THE EXERCISE - Copy out each line featuring the string "Representation" from the entries beneath.
· · · · · · ·
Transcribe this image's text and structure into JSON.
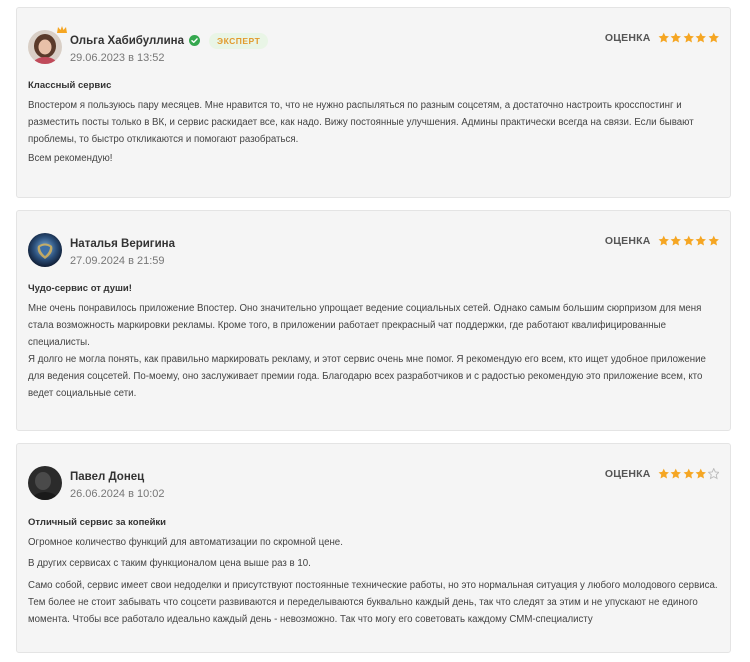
{
  "rating_label": "ОЦЕНКА",
  "colors": {
    "star": "#f5a623",
    "star_empty": "#bcbcbc",
    "verified": "#35a84f",
    "badge_text": "#e29a2d",
    "badge_bg": "#e9f5e6"
  },
  "reviews": [
    {
      "author": "Ольга Хабибуллина",
      "verified": true,
      "badge": "ЭКСПЕРТ",
      "date": "29.06.2023 в 13:52",
      "rating": 5,
      "title": "Классный сервис",
      "paragraphs": [
        "Впостером я пользуюсь пару месяцев. Мне нравится то, что не нужно распыляться по разным соцсетям, а достаточно настроить кросспостинг и разместить посты только в ВК, и сервис раскидает все, как надо. Вижу постоянные улучшения. Админы практически всегда на связи. Если бывают проблемы, то быстро откликаются и помогают разобраться.",
        "Всем рекомендую!"
      ]
    },
    {
      "author": "Наталья Веригина",
      "verified": false,
      "date": "27.09.2024 в 21:59",
      "rating": 5,
      "title": "Чудо-сервис от души!",
      "paragraphs": [
        "Мне очень понравилось приложение Впостер. Оно значительно упрощает ведение социальных сетей. Однако самым большим сюрпризом для меня стала возможность маркировки рекламы. Кроме того, в приложении работает прекрасный чат поддержки, где работают квалифицированные специалисты.",
        "Я долго не могла понять, как правильно маркировать рекламу, и этот сервис очень мне помог. Я рекомендую его всем, кто ищет удобное приложение для ведения соцсетей. По-моему, оно заслуживает премии года. Благодарю всех разработчиков и с радостью рекомендую это приложение всем, кто ведет социальные сети."
      ]
    },
    {
      "author": "Павел Донец",
      "verified": false,
      "date": "26.06.2024 в 10:02",
      "rating": 4,
      "title": "Отличный сервис за копейки",
      "paragraphs": [
        "Огромное количество функций для автоматизации по скромной цене.",
        "В других сервисах с таким функционалом цена выше раз в 10.",
        "Само собой, сервис имеет свои недоделки и присутствуют постоянные технические работы, но это нормальная ситуация у любого молодового сервиса. Тем более не стоит забывать что соцсети развиваются и переделываются буквально каждый день, так что следят за этим и не упускают не единого момента. Чтобы все работало идеально каждый день - невозможно. Так что могу его советовать каждому СММ-специалисту"
      ]
    }
  ]
}
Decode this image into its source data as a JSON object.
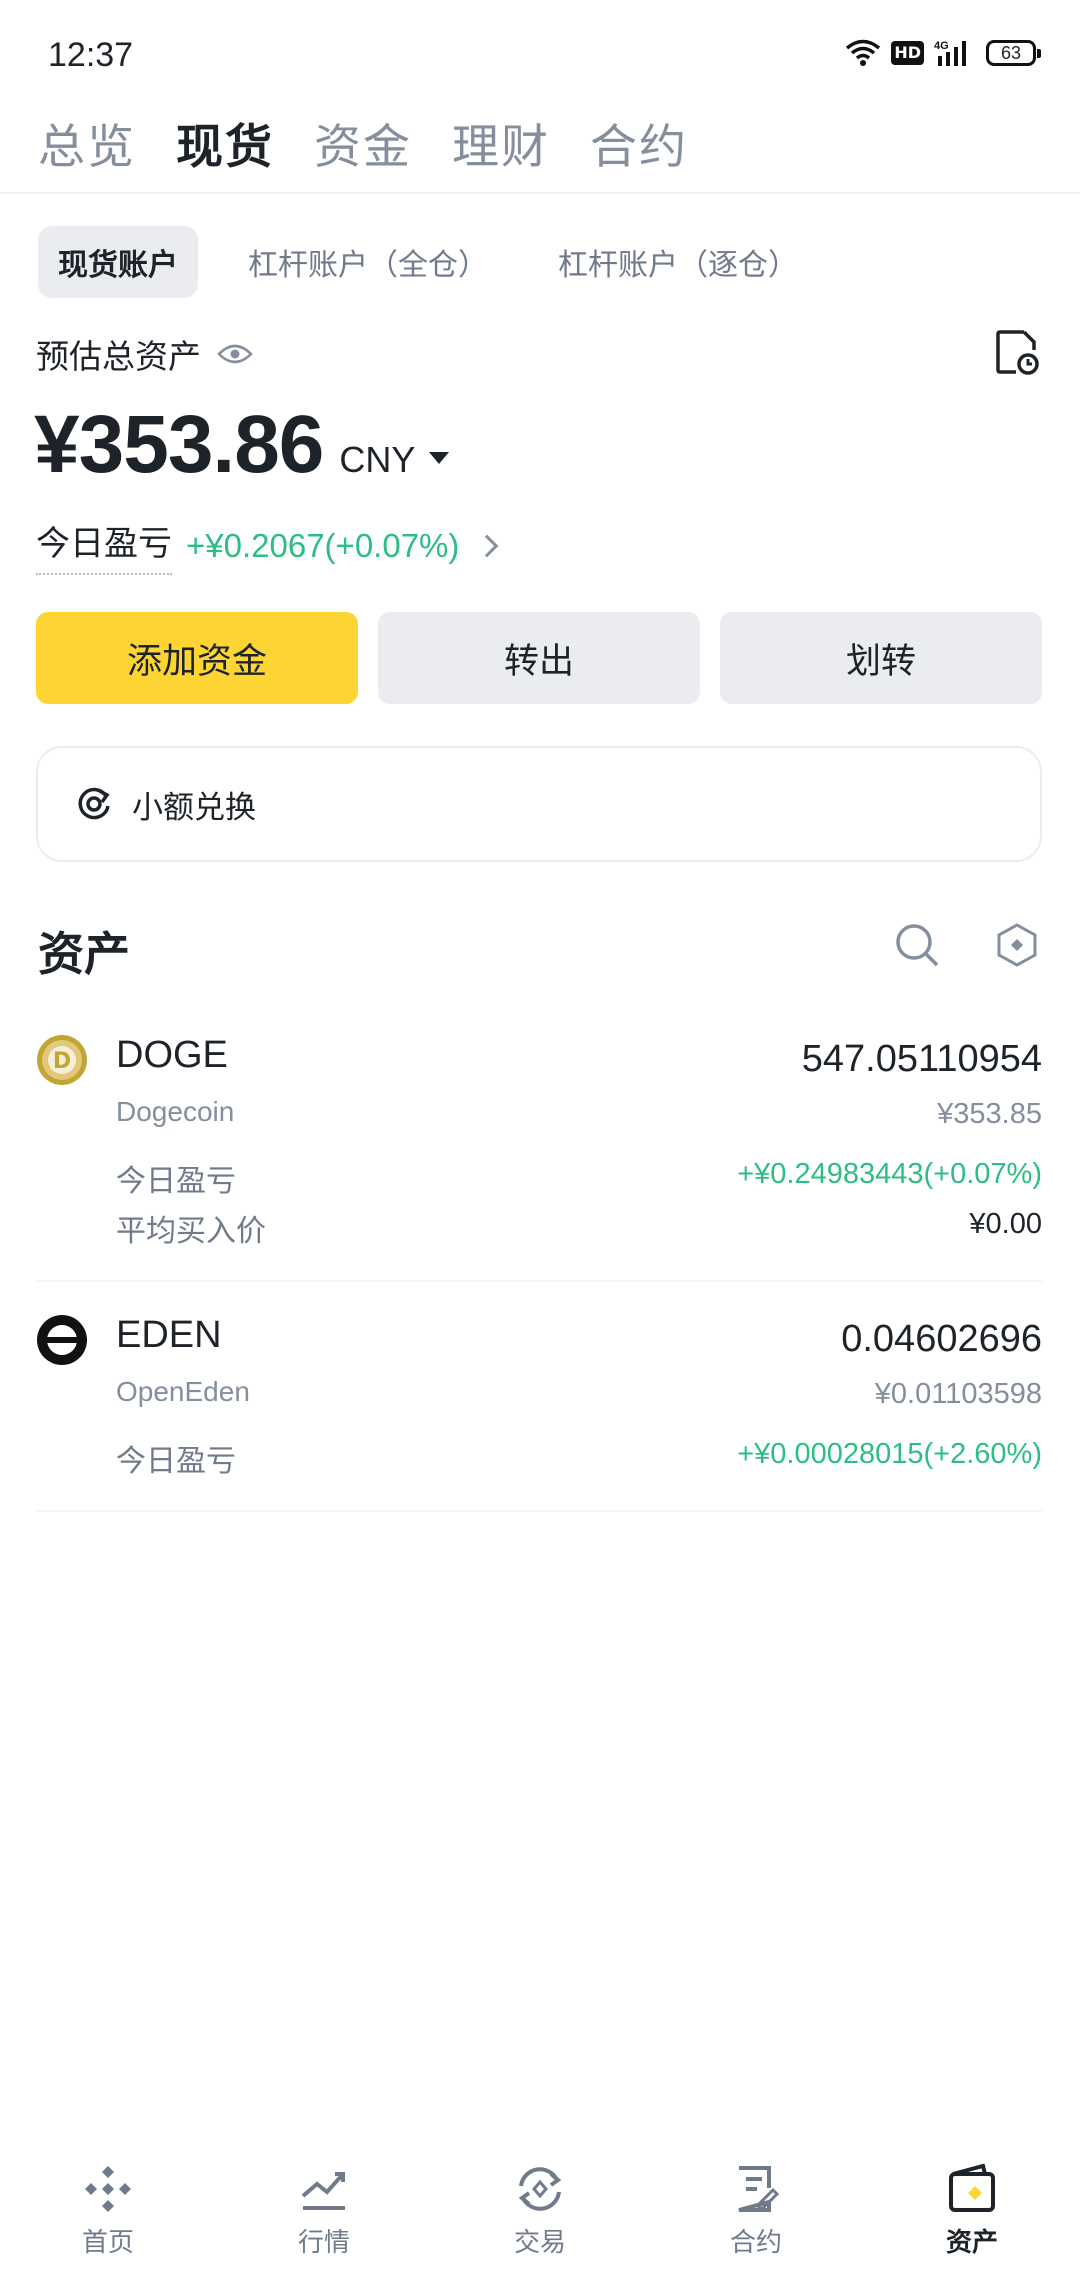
{
  "status_bar": {
    "time": "12:37",
    "network": "4G",
    "hd": "HD",
    "battery": "63"
  },
  "top_tabs": [
    "总览",
    "现货",
    "资金",
    "理财",
    "合约"
  ],
  "active_top_tab": 1,
  "sub_tabs": [
    "现货账户",
    "杠杆账户（全仓）",
    "杠杆账户（逐仓）"
  ],
  "summary": {
    "label": "预估总资产",
    "amount": "¥353.86",
    "currency": "CNY",
    "pnl_label": "今日盈亏",
    "pnl_value": "+¥0.2067(+0.07%)"
  },
  "actions": {
    "add_funds": "添加资金",
    "withdraw": "转出",
    "transfer": "划转"
  },
  "dust": {
    "label": "小额兑换"
  },
  "assets": {
    "title": "资产",
    "items": [
      {
        "symbol": "DOGE",
        "name": "Dogecoin",
        "amount": "547.05110954",
        "value": "¥353.85",
        "pnl_label": "今日盈亏",
        "pnl": "+¥0.24983443(+0.07%)",
        "avg_label": "平均买入价",
        "avg": "¥0.00"
      },
      {
        "symbol": "EDEN",
        "name": "OpenEden",
        "amount": "0.04602696",
        "value": "¥0.01103598",
        "pnl_label": "今日盈亏",
        "pnl": "+¥0.00028015(+2.60%)"
      }
    ]
  },
  "bottom_nav": [
    "首页",
    "行情",
    "交易",
    "合约",
    "资产"
  ],
  "colors": {
    "brand_yellow": "#fcd535",
    "profit_green": "#2ebd85",
    "text_primary": "#1e2329",
    "text_secondary": "#848e9c"
  }
}
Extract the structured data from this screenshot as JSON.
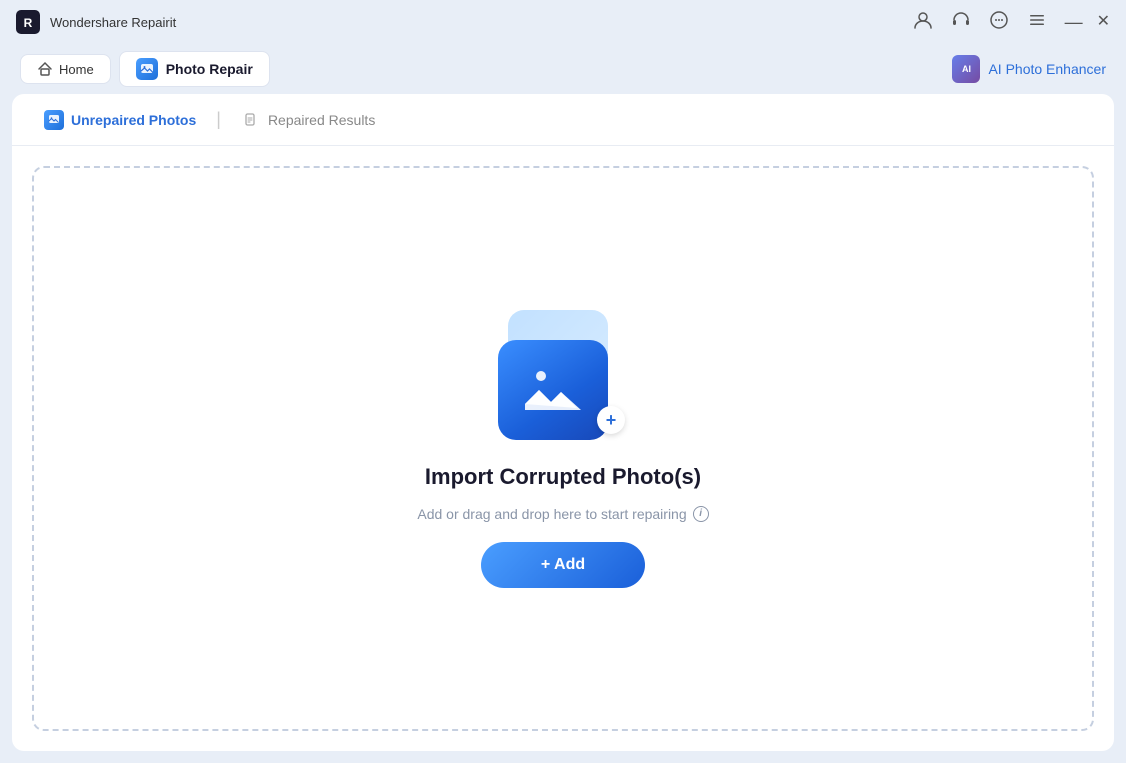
{
  "titleBar": {
    "appName": "Wondershare Repairit"
  },
  "navBar": {
    "homeLabel": "Home",
    "activeTabLabel": "Photo Repair",
    "enhancerLabel": "AI Photo Enhancer"
  },
  "tabs": {
    "unrepairedLabel": "Unrepaired Photos",
    "repairedLabel": "Repaired Results"
  },
  "dropZone": {
    "title": "Import Corrupted Photo(s)",
    "subtitle": "Add or drag and drop here to start repairing",
    "addButtonLabel": "+ Add"
  },
  "icons": {
    "home": "⌂",
    "minimize": "—",
    "close": "✕",
    "menu": "☰",
    "profile": "👤",
    "headset": "🎧",
    "chat": "💬",
    "plus": "+",
    "info": "i"
  }
}
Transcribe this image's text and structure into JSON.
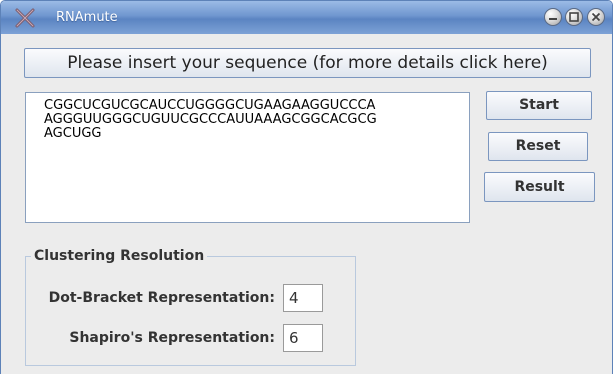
{
  "window": {
    "title": "RNAmute",
    "controls": [
      "minimize-icon",
      "maximize-icon",
      "close-icon"
    ]
  },
  "prompt": {
    "label": "Please insert your sequence (for more details click here)"
  },
  "sequence": {
    "lines": [
      "CGGCUCGUCGCAUCCUGGGGCUGAAGAAGGUCCCA",
      "AGGGUUGGGCUGUUCGCCCAUUAAAGCGGCACGCG",
      "AGCUGG"
    ]
  },
  "actions": {
    "start_label": "Start",
    "reset_label": "Reset",
    "result_label": "Result"
  },
  "clustering": {
    "title": "Clustering Resolution",
    "dot_bracket_label": "Dot-Bracket Representation:",
    "dot_bracket_value": "4",
    "shapiro_label": "Shapiro's Representation:",
    "shapiro_value": "6"
  },
  "colors": {
    "titlebar": "#6f96cf",
    "button_border": "#7b96bf",
    "panel_background": "#ececec"
  }
}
· · · · · · ·
WRITTEN ANSWER -
    "dot_bracket_label": "Dot-Bracket Representation:",
    "shapiro_label": "Shapiro's Representation:",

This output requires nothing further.